### MATERIAL SUPPLIED
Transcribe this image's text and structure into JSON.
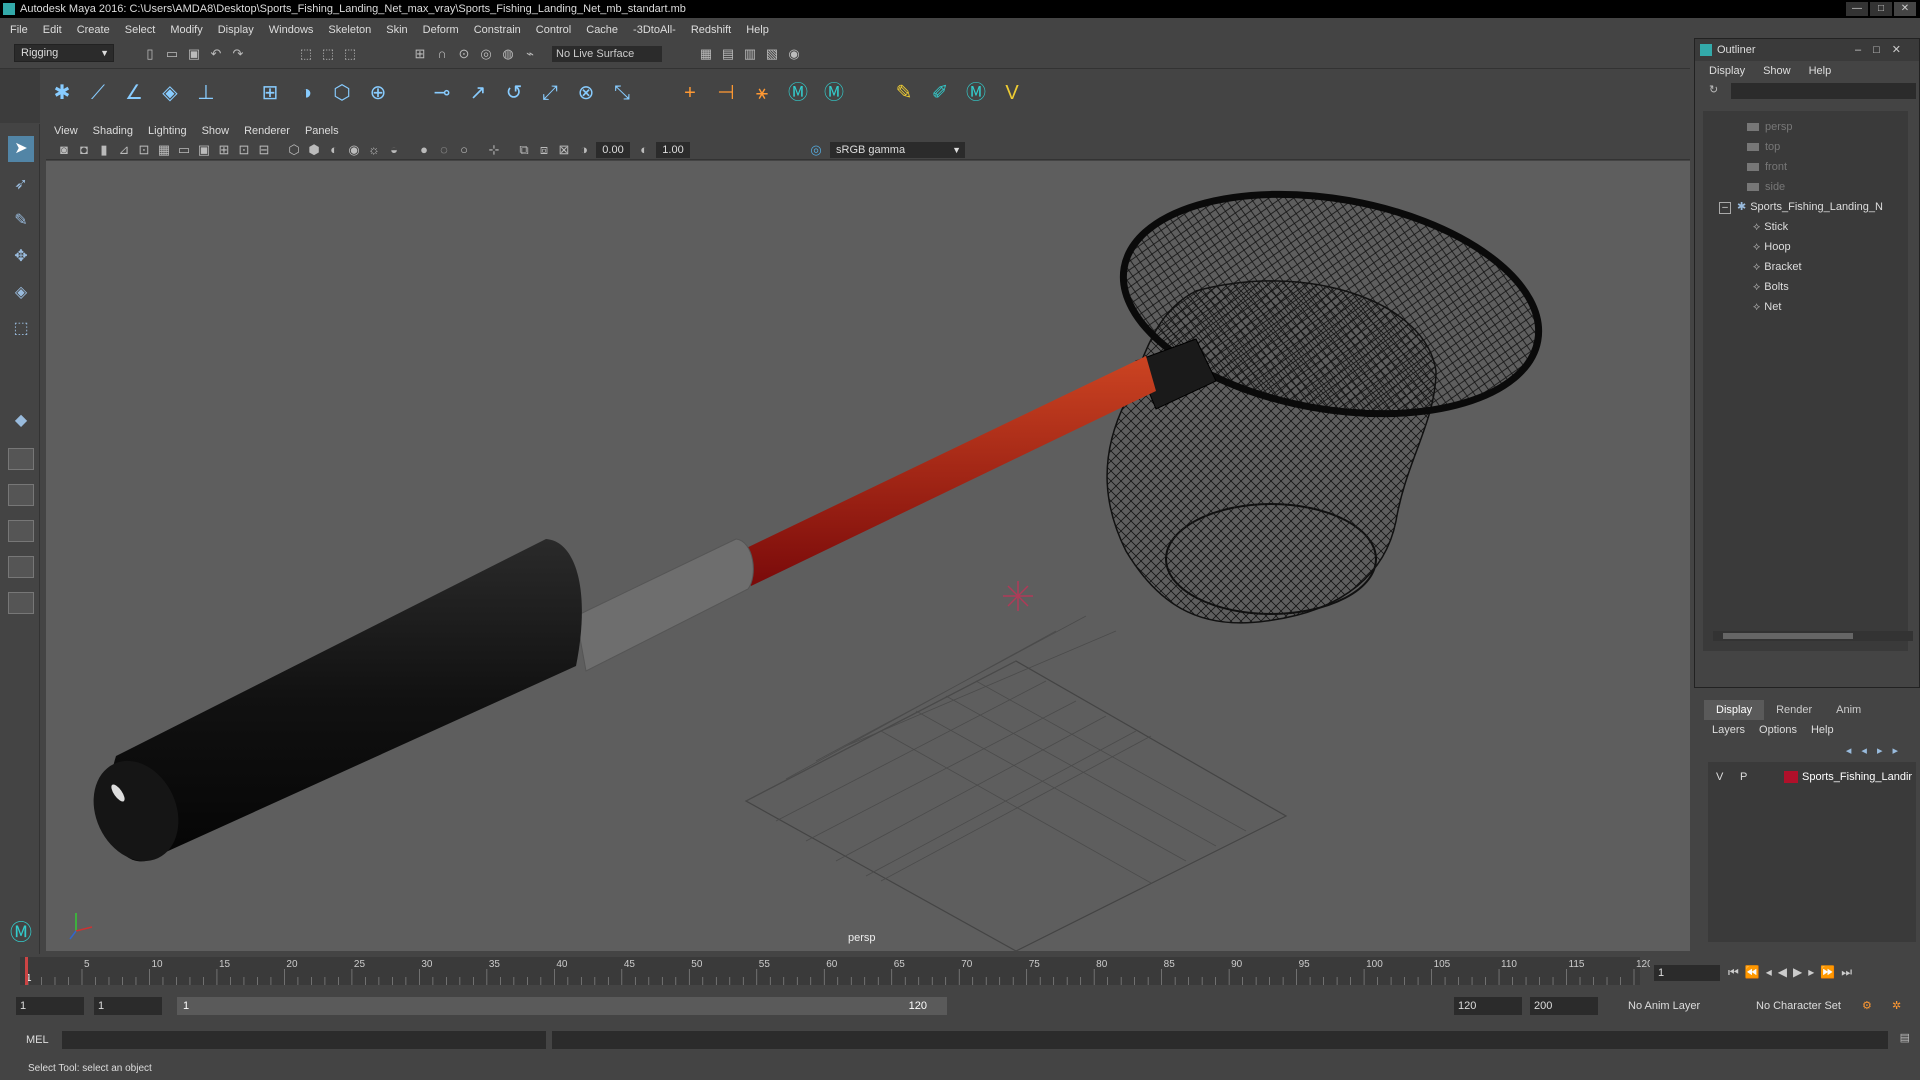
{
  "window": {
    "title": "Autodesk Maya 2016: C:\\Users\\AMDA8\\Desktop\\Sports_Fishing_Landing_Net_max_vray\\Sports_Fishing_Landing_Net_mb_standart.mb",
    "minimize": "—",
    "maximize": "□",
    "close": "✕"
  },
  "menubar": [
    "File",
    "Edit",
    "Create",
    "Select",
    "Modify",
    "Display",
    "Windows",
    "Skeleton",
    "Skin",
    "Deform",
    "Constrain",
    "Control",
    "Cache",
    "-3DtoAll-",
    "Redshift",
    "Help"
  ],
  "statusline": {
    "mode": "Rigging",
    "live_surface": "No Live Surface"
  },
  "viewport": {
    "menus": [
      "View",
      "Shading",
      "Lighting",
      "Show",
      "Renderer",
      "Panels"
    ],
    "field_near": "0.00",
    "field_far": "1.00",
    "color_space": "sRGB gamma",
    "camera_label": "persp"
  },
  "outliner": {
    "title": "Outliner",
    "menus": [
      "Display",
      "Show",
      "Help"
    ],
    "items": [
      {
        "label": "persp"
      },
      {
        "label": "top"
      },
      {
        "label": "front"
      },
      {
        "label": "side"
      },
      {
        "label": "Sports_Fishing_Landing_N"
      },
      {
        "label": "Stick"
      },
      {
        "label": "Hoop"
      },
      {
        "label": "Bracket"
      },
      {
        "label": "Bolts"
      },
      {
        "label": "Net"
      }
    ]
  },
  "layers": {
    "tabs": [
      "Display",
      "Render",
      "Anim"
    ],
    "menus": [
      "Layers",
      "Options",
      "Help"
    ],
    "row": {
      "v": "V",
      "p": "P",
      "name": "Sports_Fishing_Landir",
      "color": "#b0102a"
    }
  },
  "timeline": {
    "ticks": [
      "5",
      "10",
      "15",
      "20",
      "25",
      "30",
      "35",
      "40",
      "45",
      "50",
      "55",
      "60",
      "65",
      "70",
      "75",
      "80",
      "85",
      "90",
      "95",
      "100",
      "105",
      "110",
      "115",
      "120"
    ],
    "first": "1",
    "current_frame": "1"
  },
  "range": {
    "start": "1",
    "playback_start": "1",
    "slider_start": "1",
    "slider_end": "120",
    "playback_end": "120",
    "end": "200",
    "anim_layer": "No Anim Layer",
    "character_set": "No Character Set"
  },
  "command": {
    "label": "MEL"
  },
  "help_line": "Select Tool: select an object"
}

### WRITTEN PROBLEM
Output all the records, word for word, with no pictures in the copy.

### RESPONSE TO THE TASK
Transcribe this image's text and structure into JSON.
{
  "window": {
    "title": "Autodesk Maya 2016: C:\\Users\\AMDA8\\Desktop\\Sports_Fishing_Landing_Net_max_vray\\Sports_Fishing_Landing_Net_mb_standart.mb",
    "minimize": "—",
    "maximize": "□",
    "close": "✕"
  },
  "menubar": [
    "File",
    "Edit",
    "Create",
    "Select",
    "Modify",
    "Display",
    "Windows",
    "Skeleton",
    "Skin",
    "Deform",
    "Constrain",
    "Control",
    "Cache",
    "-3DtoAll-",
    "Redshift",
    "Help"
  ],
  "statusline": {
    "mode": "Rigging",
    "live_surface": "No Live Surface"
  },
  "viewport": {
    "menus": [
      "View",
      "Shading",
      "Lighting",
      "Show",
      "Renderer",
      "Panels"
    ],
    "field_near": "0.00",
    "field_far": "1.00",
    "color_space": "sRGB gamma",
    "camera_label": "persp"
  },
  "outliner": {
    "title": "Outliner",
    "menus": [
      "Display",
      "Show",
      "Help"
    ],
    "items": [
      {
        "label": "persp"
      },
      {
        "label": "top"
      },
      {
        "label": "front"
      },
      {
        "label": "side"
      },
      {
        "label": "Sports_Fishing_Landing_N"
      },
      {
        "label": "Stick"
      },
      {
        "label": "Hoop"
      },
      {
        "label": "Bracket"
      },
      {
        "label": "Bolts"
      },
      {
        "label": "Net"
      }
    ]
  },
  "layers": {
    "tabs": [
      "Display",
      "Render",
      "Anim"
    ],
    "menus": [
      "Layers",
      "Options",
      "Help"
    ],
    "row": {
      "v": "V",
      "p": "P",
      "name": "Sports_Fishing_Landir",
      "color": "#b0102a"
    }
  },
  "timeline": {
    "ticks": [
      "5",
      "10",
      "15",
      "20",
      "25",
      "30",
      "35",
      "40",
      "45",
      "50",
      "55",
      "60",
      "65",
      "70",
      "75",
      "80",
      "85",
      "90",
      "95",
      "100",
      "105",
      "110",
      "115",
      "120"
    ],
    "first": "1",
    "current_frame": "1"
  },
  "range": {
    "start": "1",
    "playback_start": "1",
    "slider_start": "1",
    "slider_end": "120",
    "playback_end": "120",
    "end": "200",
    "anim_layer": "No Anim Layer",
    "character_set": "No Character Set"
  },
  "command": {
    "label": "MEL"
  },
  "help_line": "Select Tool: select an object"
}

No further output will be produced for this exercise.